▸ **Selected excerpt**:
»»

Now we need to gather the tweet messages for rumours and non-rumour events. As the individual tweets are stored in json format, we need to use a json parser to parse and collect the actual tweet message. The function `get_tweet_text_from_json(file_path)` is provided to do that.

**Task**: Complete the `get_events(event_dir)` function. The function should return **a list of events** for a particular class of tweets (e.g. rumours), and each event should contain the source tweet message and all reaction tweet messages.

**Check**: Use the assertion statements in *"For your testing"* below for the expected output.

In [14]:
import json

def get_tweet_text_from_json(file_path):
    with open(file_path) as json_file:
        data = json.load(json_file)
        return data["text"]
    
def get_events(event_dir):
    event_list = []
    for event in sorted(os.listdir(event_dir)):
        ###
        # Your answer BEGINS HERE
        ###
        subevent = []
        # first will be 'source-tweet', then 'reactions'
        current_path = os.path.join(event_dir, event)
        for sub in sorted(os.listdir(current_path))[::-1]:
            sub_current_path = os.path.join(current_path, sub)
            if sub == "source-tweet":
                for jsfile in os.listdir(sub_current_path):
                    subevent.append(get_tweet_text_from_json(os.path.join(sub_current_path, jsfile)))
            elif sub == "reactions":
                for jsfile in os.listdir(sub_current_path):
                    subevent.append(get_tweet_text_from_json(os.path.join(sub_current_path, jsfile)))
            else:
                print("No subfile named 'source-tweet' or 'reactions'")
                return
            
        event_list.append(subevent)             
               
        ###
        # Your answer ENDS HERE
        ###
        
    return event_list
    
#a list of events, and each event is a list of tweets (source tweet + reactions)

««

▸ **Directions for this task**:
Revise the tweet-collection excerpt starting with "Now we need" and going on through "reaction tweet messages.", putting "decoder" in place of "parser".

▸ **Entries**:
»»

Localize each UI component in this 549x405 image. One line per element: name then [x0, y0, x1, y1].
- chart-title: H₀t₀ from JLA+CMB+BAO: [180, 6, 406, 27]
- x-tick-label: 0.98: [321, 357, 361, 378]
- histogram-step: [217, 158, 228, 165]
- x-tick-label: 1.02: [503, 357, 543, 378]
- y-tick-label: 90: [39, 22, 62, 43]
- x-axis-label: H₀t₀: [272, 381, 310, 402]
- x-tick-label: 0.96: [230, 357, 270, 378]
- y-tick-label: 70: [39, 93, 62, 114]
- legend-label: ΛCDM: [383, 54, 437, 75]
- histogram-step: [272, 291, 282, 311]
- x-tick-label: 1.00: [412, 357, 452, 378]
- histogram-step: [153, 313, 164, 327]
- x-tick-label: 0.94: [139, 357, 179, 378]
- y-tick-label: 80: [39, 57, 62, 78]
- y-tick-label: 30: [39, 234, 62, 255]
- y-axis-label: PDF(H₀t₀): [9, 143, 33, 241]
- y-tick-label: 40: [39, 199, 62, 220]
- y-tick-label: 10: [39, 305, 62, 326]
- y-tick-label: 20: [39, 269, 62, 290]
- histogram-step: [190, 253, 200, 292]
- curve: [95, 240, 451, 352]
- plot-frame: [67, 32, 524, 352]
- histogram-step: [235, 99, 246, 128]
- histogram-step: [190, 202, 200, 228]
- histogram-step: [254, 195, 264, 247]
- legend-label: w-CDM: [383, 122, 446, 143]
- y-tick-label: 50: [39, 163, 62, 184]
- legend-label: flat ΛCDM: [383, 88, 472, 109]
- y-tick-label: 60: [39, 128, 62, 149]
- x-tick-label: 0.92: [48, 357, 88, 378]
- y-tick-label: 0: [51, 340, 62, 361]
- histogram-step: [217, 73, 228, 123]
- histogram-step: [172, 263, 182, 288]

««

▸ **Problem solution**:
Now we need to gather the tweet messages for rumours and non-rumour events. As the individual tweets are stored in json format, we need to use a json decoder to parse and collect the actual tweet message. The function `get_tweet_text_from_json(file_path)` is provided to do that.

**Task**: Complete the `get_events(event_dir)` function. The function should return **a list of events** for a particular class of tweets (e.g. rumours), and each event should contain the source tweet message and all reaction tweet messages.